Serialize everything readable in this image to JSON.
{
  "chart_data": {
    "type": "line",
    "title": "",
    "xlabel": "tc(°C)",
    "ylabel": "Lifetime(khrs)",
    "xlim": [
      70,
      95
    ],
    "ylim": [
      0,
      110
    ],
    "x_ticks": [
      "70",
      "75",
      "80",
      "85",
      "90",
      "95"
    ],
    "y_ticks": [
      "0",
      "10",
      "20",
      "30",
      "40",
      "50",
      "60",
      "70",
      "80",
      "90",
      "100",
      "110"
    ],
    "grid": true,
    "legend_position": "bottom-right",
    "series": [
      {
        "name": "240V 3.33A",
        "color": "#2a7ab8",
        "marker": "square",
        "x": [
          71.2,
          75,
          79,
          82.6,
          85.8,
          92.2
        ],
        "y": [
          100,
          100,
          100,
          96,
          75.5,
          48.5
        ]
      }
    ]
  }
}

What you have to do » Make an exact copy of the listing, including every line.

Solution for this exercise »
Serialize everything readable in this image to JSON.
{
  "chart_data": {
    "type": "line",
    "title": "",
    "xlabel": "tc(°C)",
    "ylabel": "Lifetime(khrs)",
    "xlim": [
      70,
      95
    ],
    "ylim": [
      0,
      110
    ],
    "x_ticks": [
      "70",
      "75",
      "80",
      "85",
      "90",
      "95"
    ],
    "y_ticks": [
      "0",
      "10",
      "20",
      "30",
      "40",
      "50",
      "60",
      "70",
      "80",
      "90",
      "100",
      "110"
    ],
    "grid": true,
    "legend_position": "bottom-right",
    "series": [
      {
        "name": "240V 3.33A",
        "color": "#2a7ab8",
        "marker": "square",
        "x": [
          71.2,
          75,
          79,
          82.6,
          85.8,
          92.2
        ],
        "y": [
          100,
          100,
          100,
          96,
          75.5,
          48.5
        ]
      }
    ]
  }
}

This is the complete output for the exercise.